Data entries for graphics

--

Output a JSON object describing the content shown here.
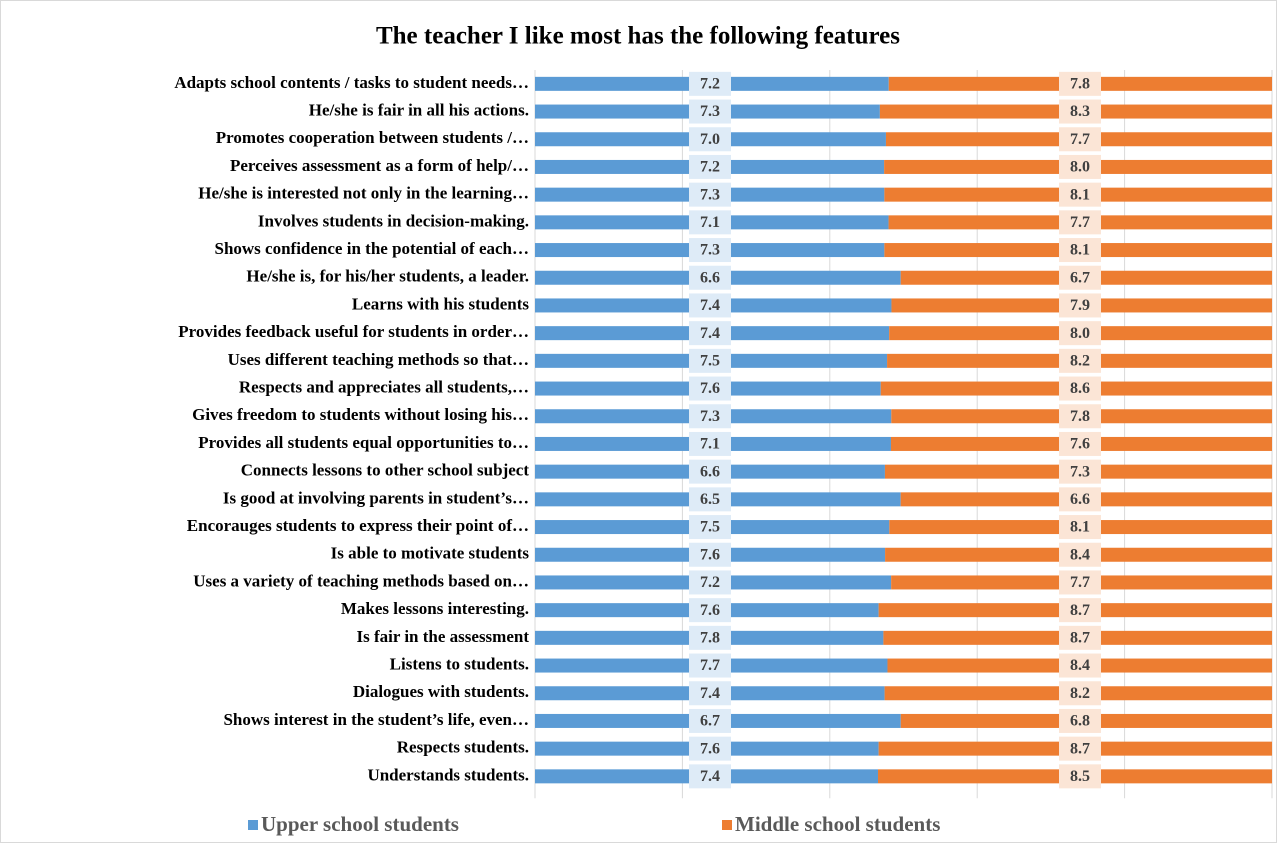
{
  "chart_data": {
    "type": "bar",
    "orientation": "horizontal",
    "stack": "percent",
    "title": "The teacher I like most has the following features",
    "categories": [
      "Adapts school contents / tasks to student needs…",
      "He/she is fair in all his actions.",
      "Promotes cooperation between students /…",
      "Perceives assessment as a form of help/…",
      "He/she is interested not only in the learning…",
      "Involves students in decision-making.",
      "Shows confidence in the potential of each…",
      "He/she is, for his/her students, a leader.",
      "Learns with his students",
      "Provides feedback useful for students in order…",
      "Uses different teaching methods so that…",
      "Respects and appreciates all students,…",
      "Gives freedom to students without losing his…",
      "Provides all students equal opportunities to…",
      "Connects lessons to other school subject",
      "Is good at involving parents in student’s…",
      "Encorauges students to express their point of…",
      "Is able to motivate  students",
      "Uses a variety of teaching methods based on…",
      "Makes lessons interesting.",
      "Is fair in the assessment",
      "Listens to students.",
      "Dialogues with students.",
      "Shows interest in the student’s life, even…",
      "Respects students.",
      "Understands students."
    ],
    "series": [
      {
        "name": "Upper school students",
        "color": "#5b9bd5",
        "values": [
          7.2,
          7.3,
          7.0,
          7.2,
          7.3,
          7.1,
          7.3,
          6.6,
          7.4,
          7.4,
          7.5,
          7.6,
          7.3,
          7.1,
          6.6,
          6.5,
          7.5,
          7.6,
          7.2,
          7.6,
          7.8,
          7.7,
          7.4,
          6.7,
          7.6,
          7.4
        ],
        "value_labels": [
          "7.2",
          "7.3",
          "7.0",
          "7.2",
          "7.3",
          "7.1",
          "7.3",
          "6.6",
          "7.4",
          "7.4",
          "7.5",
          "7.6",
          "7.3",
          "7.1",
          "6.6",
          "6.5",
          "7.5",
          "7.6",
          "7.2",
          "7.6",
          "7.8",
          "7.7",
          "7.4",
          "6.7",
          "7.6",
          "7.4"
        ]
      },
      {
        "name": "Middle school students",
        "color": "#ed7d31",
        "values": [
          7.8,
          8.3,
          7.7,
          8.0,
          8.1,
          7.7,
          8.1,
          6.7,
          7.9,
          8.0,
          8.2,
          8.6,
          7.8,
          7.6,
          7.3,
          6.6,
          8.1,
          8.4,
          7.7,
          8.7,
          8.7,
          8.4,
          8.2,
          6.8,
          8.7,
          8.5
        ],
        "value_labels": [
          "7.8",
          "8.3",
          "7.7",
          "8.0",
          "8.1",
          "7.7",
          "8.1",
          "6.7",
          "7.9",
          "8.0",
          "8.2",
          "8.6",
          "7.8",
          "7.6",
          "7.3",
          "6.6",
          "8.1",
          "8.4",
          "7.7",
          "8.7",
          "8.7",
          "8.4",
          "8.2",
          "6.8",
          "8.7",
          "8.5"
        ]
      }
    ],
    "grid": true,
    "legend": "bottom"
  }
}
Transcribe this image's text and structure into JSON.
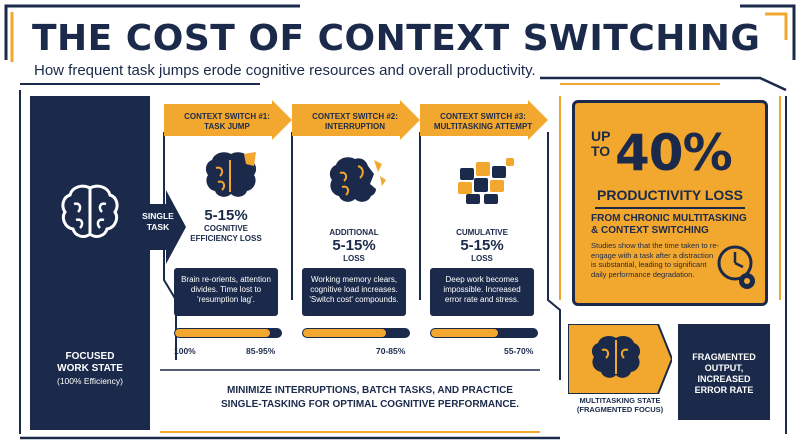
{
  "header": {
    "title": "THE COST OF CONTEXT SWITCHING",
    "subtitle": "How frequent task jumps erode cognitive resources and overall productivity."
  },
  "focused": {
    "label_line1": "FOCUSED",
    "label_line2": "WORK STATE",
    "efficiency": "(100% Efficiency)",
    "icon": "brain-icon"
  },
  "single_task": {
    "line1": "SINGLE",
    "line2": "TASK"
  },
  "panels": [
    {
      "head_line1": "CONTEXT SWITCH #1:",
      "head_line2": "TASK JUMP",
      "stat_pre": "",
      "stat_big": "5-15%",
      "stat_line1": "COGNITIVE",
      "stat_line2": "EFFICIENCY LOSS",
      "desc": "Brain re-orients, attention divides. Time lost to 'resumption lag'.",
      "bar_start": "100%",
      "bar_end": "85-95%",
      "fill": 0.9,
      "icon": "brain-chipped-icon"
    },
    {
      "head_line1": "CONTEXT SWITCH #2:",
      "head_line2": "INTERRUPTION",
      "stat_pre": "ADDITIONAL",
      "stat_big": "5-15%",
      "stat_line1": "LOSS",
      "stat_line2": "",
      "desc": "Working memory clears, cognitive load increases. 'Switch cost' compounds.",
      "bar_start": "",
      "bar_end": "70-85%",
      "fill": 0.78,
      "icon": "brain-cracked-icon"
    },
    {
      "head_line1": "CONTEXT SWITCH #3:",
      "head_line2": "MULTITASKING ATTEMPT",
      "stat_pre": "CUMULATIVE",
      "stat_big": "5-15%",
      "stat_line1": "LOSS",
      "stat_line2": "",
      "desc": "Deep work becomes impossible. Increased error rate and stress.",
      "bar_start": "",
      "bar_end": "55-70%",
      "fill": 0.63,
      "icon": "brain-puzzle-icon"
    }
  ],
  "summary": {
    "up_line1": "UP",
    "up_line2": "TO",
    "percent": "40%",
    "loss": "PRODUCTIVITY LOSS",
    "from_line1": "FROM CHRONIC MULTITASKING",
    "from_line2": "& CONTEXT SWITCHING",
    "studies": "Studies show that the time taken to re-engage with a task after a distraction is substantial, leading to significant daily performance degradation.",
    "icon": "clock-gear-icon"
  },
  "multitasking": {
    "line1": "MULTITASKING STATE",
    "line2": "(FRAGMENTED FOCUS)",
    "icon": "brain-fragmented-icon"
  },
  "fragmented": {
    "line1": "FRAGMENTED",
    "line2": "OUTPUT,",
    "line3": "INCREASED",
    "line4": "ERROR RATE"
  },
  "bottom": {
    "line1": "MINIMIZE INTERRUPTIONS, BATCH TASKS, AND PRACTICE",
    "line2": "SINGLE-TASKING FOR OPTIMAL COGNITIVE PERFORMANCE."
  },
  "colors": {
    "navy": "#1b2a4a",
    "orange": "#f2a72f",
    "white": "#ffffff"
  }
}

--

> _To be done_:
Select the lines that carry the string "methods" and copy them.

> _Task response_:
      "Uses different teaching methods so that…",
      "Uses a variety of teaching methods based on…",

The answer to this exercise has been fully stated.